§ What you are asked to do
Transcribe the whole listing without a single picture.

§ Material shown
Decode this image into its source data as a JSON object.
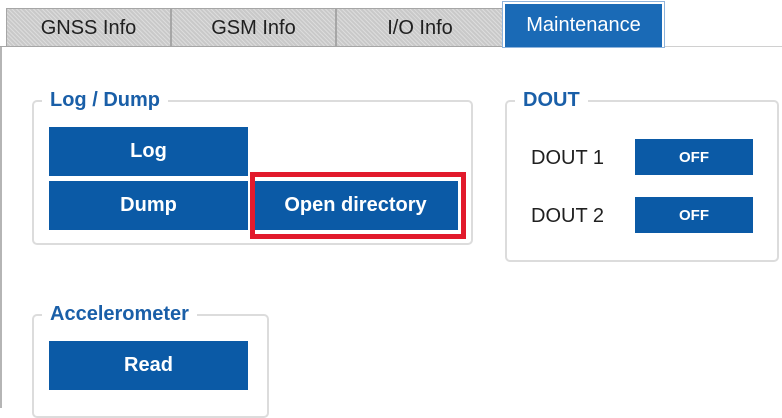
{
  "tabs": [
    {
      "label": "GNSS Info",
      "active": false
    },
    {
      "label": "GSM Info",
      "active": false
    },
    {
      "label": "I/O Info",
      "active": false
    },
    {
      "label": "Maintenance",
      "active": true
    }
  ],
  "log_dump": {
    "title": "Log / Dump",
    "log_label": "Log",
    "dump_label": "Dump",
    "open_directory_label": "Open directory"
  },
  "dout": {
    "title": "DOUT",
    "items": [
      {
        "label": "DOUT 1",
        "state": "OFF"
      },
      {
        "label": "DOUT 2",
        "state": "OFF"
      }
    ]
  },
  "accelerometer": {
    "title": "Accelerometer",
    "read_label": "Read"
  },
  "colors": {
    "accent": "#0b5aa6",
    "active_tab": "#1a6ab6",
    "highlight": "#e21a2c",
    "group_title": "#1a5fa8"
  }
}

§ Solution for this task
Decode this image into its source data as a JSON object.
{
  "tabs": [
    {
      "label": "GNSS Info",
      "active": false
    },
    {
      "label": "GSM Info",
      "active": false
    },
    {
      "label": "I/O Info",
      "active": false
    },
    {
      "label": "Maintenance",
      "active": true
    }
  ],
  "log_dump": {
    "title": "Log / Dump",
    "log_label": "Log",
    "dump_label": "Dump",
    "open_directory_label": "Open directory"
  },
  "dout": {
    "title": "DOUT",
    "items": [
      {
        "label": "DOUT 1",
        "state": "OFF"
      },
      {
        "label": "DOUT 2",
        "state": "OFF"
      }
    ]
  },
  "accelerometer": {
    "title": "Accelerometer",
    "read_label": "Read"
  },
  "colors": {
    "accent": "#0b5aa6",
    "active_tab": "#1a6ab6",
    "highlight": "#e21a2c",
    "group_title": "#1a5fa8"
  }
}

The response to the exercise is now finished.